▸ Problem requirements: Return each line containing the string "debts".

BEGIN Dataset extract

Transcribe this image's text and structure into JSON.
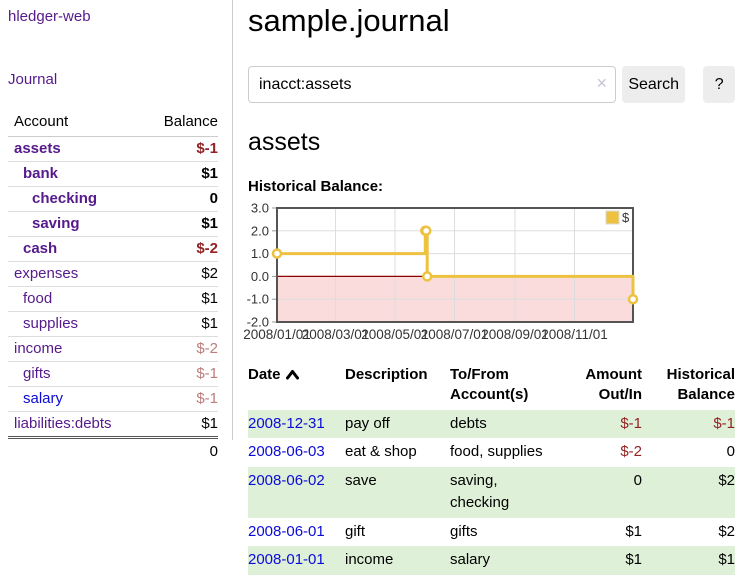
{
  "app": {
    "brand": "hledger-web",
    "nav": {
      "journal": "Journal"
    }
  },
  "sidebar": {
    "headers": {
      "account": "Account",
      "balance": "Balance"
    },
    "accounts": [
      {
        "name": "assets",
        "indent": 0,
        "emph": true,
        "link": "purple",
        "balance": "$-1",
        "bal_class": "negs"
      },
      {
        "name": "bank",
        "indent": 1,
        "emph": true,
        "link": "purple",
        "balance": "$1",
        "bal_class": "pos"
      },
      {
        "name": "checking",
        "indent": 2,
        "emph": true,
        "link": "purple",
        "balance": "0",
        "bal_class": "pos"
      },
      {
        "name": "saving",
        "indent": 2,
        "emph": true,
        "link": "purple",
        "balance": "$1",
        "bal_class": "pos"
      },
      {
        "name": "cash",
        "indent": 1,
        "emph": true,
        "link": "purple",
        "balance": "$-2",
        "bal_class": "negs"
      },
      {
        "name": "expenses",
        "indent": 0,
        "emph": false,
        "link": "purple",
        "balance": "$2",
        "bal_class": "pos"
      },
      {
        "name": "food",
        "indent": 1,
        "emph": false,
        "link": "purple",
        "balance": "$1",
        "bal_class": "pos"
      },
      {
        "name": "supplies",
        "indent": 1,
        "emph": false,
        "link": "purple",
        "balance": "$1",
        "bal_class": "pos"
      },
      {
        "name": "income",
        "indent": 0,
        "emph": false,
        "link": "purple",
        "balance": "$-2",
        "bal_class": "negl"
      },
      {
        "name": "gifts",
        "indent": 1,
        "emph": false,
        "link": "purple",
        "balance": "$-1",
        "bal_class": "negl"
      },
      {
        "name": "salary",
        "indent": 1,
        "emph": false,
        "link": "blue",
        "balance": "$-1",
        "bal_class": "negl"
      },
      {
        "name": "liabilities:debts",
        "indent": 0,
        "emph": false,
        "link": "purple",
        "balance": "$1",
        "bal_class": "pos"
      }
    ],
    "total": "0"
  },
  "main": {
    "title": "sample.journal",
    "search": {
      "value": "inacct:assets",
      "clear_icon": "×",
      "button": "Search",
      "help_button": "?"
    },
    "account_heading": "assets",
    "chart_label": "Historical Balance:"
  },
  "chart_data": {
    "type": "line",
    "title": "Historical Balance",
    "step": true,
    "legend": [
      "$"
    ],
    "legend_position": "top-right",
    "x_range": [
      "2008-01-01",
      "2008-12-31"
    ],
    "x_ticks": [
      "2008/01/01",
      "2008/03/01",
      "2008/05/01",
      "2008/07/01",
      "2008/09/01",
      "2008/11/01"
    ],
    "y_ticks": [
      "3.0",
      "2.0",
      "1.0",
      "0.0",
      "-1.0",
      "-2.0"
    ],
    "ylim": [
      -2,
      3
    ],
    "grid": true,
    "series": [
      {
        "name": "$",
        "points": [
          [
            "2008-01-01",
            1
          ],
          [
            "2008-06-01",
            2
          ],
          [
            "2008-06-02",
            2
          ],
          [
            "2008-06-03",
            0
          ],
          [
            "2008-12-31",
            -1
          ]
        ]
      }
    ],
    "colors": {
      "line": "#edc240",
      "marker_fill": "#ffffff",
      "negative_region": "#fbdcdc",
      "zero_line": "#8b0000",
      "border": "#545454",
      "grid": "#dddddd",
      "tick_text": "#333333"
    }
  },
  "register": {
    "headers": {
      "date": "Date",
      "description": "Description",
      "accounts": "To/From Account(s)",
      "amount": "Amount Out/In",
      "balance": "Historical Balance"
    },
    "rows": [
      {
        "date": "2008-12-31",
        "description": "pay off",
        "accounts": "debts",
        "amount": "$-1",
        "amount_neg": true,
        "balance": "$-1",
        "balance_neg": true,
        "shade": true
      },
      {
        "date": "2008-06-03",
        "description": "eat & shop",
        "accounts": "food, supplies",
        "amount": "$-2",
        "amount_neg": true,
        "balance": "0",
        "balance_neg": false,
        "shade": false
      },
      {
        "date": "2008-06-02",
        "description": "save",
        "accounts": "saving, checking",
        "amount": "0",
        "amount_neg": false,
        "balance": "$2",
        "balance_neg": false,
        "shade": true
      },
      {
        "date": "2008-06-01",
        "description": "gift",
        "accounts": "gifts",
        "amount": "$1",
        "amount_neg": false,
        "balance": "$2",
        "balance_neg": false,
        "shade": false
      },
      {
        "date": "2008-01-01",
        "description": "income",
        "accounts": "salary",
        "amount": "$1",
        "amount_neg": false,
        "balance": "$1",
        "balance_neg": false,
        "shade": true
      }
    ]
  }
}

END Dataset extract

▸ Result of this task:
        "name": "liabilities:debts",
        "accounts": "debts",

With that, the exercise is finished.